— Start of Provided records —

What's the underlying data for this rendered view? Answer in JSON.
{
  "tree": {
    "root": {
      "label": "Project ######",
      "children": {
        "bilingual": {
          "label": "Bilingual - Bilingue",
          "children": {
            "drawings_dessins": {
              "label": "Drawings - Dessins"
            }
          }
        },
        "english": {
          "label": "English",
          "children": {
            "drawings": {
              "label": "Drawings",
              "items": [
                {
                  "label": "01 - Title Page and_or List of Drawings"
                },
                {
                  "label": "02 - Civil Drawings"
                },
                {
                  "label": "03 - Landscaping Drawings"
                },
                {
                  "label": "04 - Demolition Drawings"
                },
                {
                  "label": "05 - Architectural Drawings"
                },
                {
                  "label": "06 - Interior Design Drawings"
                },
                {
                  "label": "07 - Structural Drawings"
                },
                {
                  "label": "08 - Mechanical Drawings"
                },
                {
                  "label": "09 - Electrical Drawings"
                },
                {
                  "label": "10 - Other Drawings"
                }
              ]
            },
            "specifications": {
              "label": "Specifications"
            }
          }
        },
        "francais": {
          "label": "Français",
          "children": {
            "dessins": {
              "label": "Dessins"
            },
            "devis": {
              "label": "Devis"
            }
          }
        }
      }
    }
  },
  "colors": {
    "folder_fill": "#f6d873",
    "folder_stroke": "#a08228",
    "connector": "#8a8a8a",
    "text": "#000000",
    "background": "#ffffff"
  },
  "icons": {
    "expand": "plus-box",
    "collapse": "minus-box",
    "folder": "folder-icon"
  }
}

— End of Provided records —

Task requirements:
Nothing should be left out: repeat all of the data exactly.

Correct result:
What's the underlying data for this rendered view? Answer in JSON.
{
  "tree": {
    "root": {
      "label": "Project ######",
      "children": {
        "bilingual": {
          "label": "Bilingual - Bilingue",
          "children": {
            "drawings_dessins": {
              "label": "Drawings - Dessins"
            }
          }
        },
        "english": {
          "label": "English",
          "children": {
            "drawings": {
              "label": "Drawings",
              "items": [
                {
                  "label": "01 - Title Page and_or List of Drawings"
                },
                {
                  "label": "02 - Civil Drawings"
                },
                {
                  "label": "03 - Landscaping Drawings"
                },
                {
                  "label": "04 - Demolition Drawings"
                },
                {
                  "label": "05 - Architectural Drawings"
                },
                {
                  "label": "06 - Interior Design Drawings"
                },
                {
                  "label": "07 - Structural Drawings"
                },
                {
                  "label": "08 - Mechanical Drawings"
                },
                {
                  "label": "09 - Electrical Drawings"
                },
                {
                  "label": "10 - Other Drawings"
                }
              ]
            },
            "specifications": {
              "label": "Specifications"
            }
          }
        },
        "francais": {
          "label": "Français",
          "children": {
            "dessins": {
              "label": "Dessins"
            },
            "devis": {
              "label": "Devis"
            }
          }
        }
      }
    }
  },
  "colors": {
    "folder_fill": "#f6d873",
    "folder_stroke": "#a08228",
    "connector": "#8a8a8a",
    "text": "#000000",
    "background": "#ffffff"
  },
  "icons": {
    "expand": "plus-box",
    "collapse": "minus-box",
    "folder": "folder-icon"
  }
}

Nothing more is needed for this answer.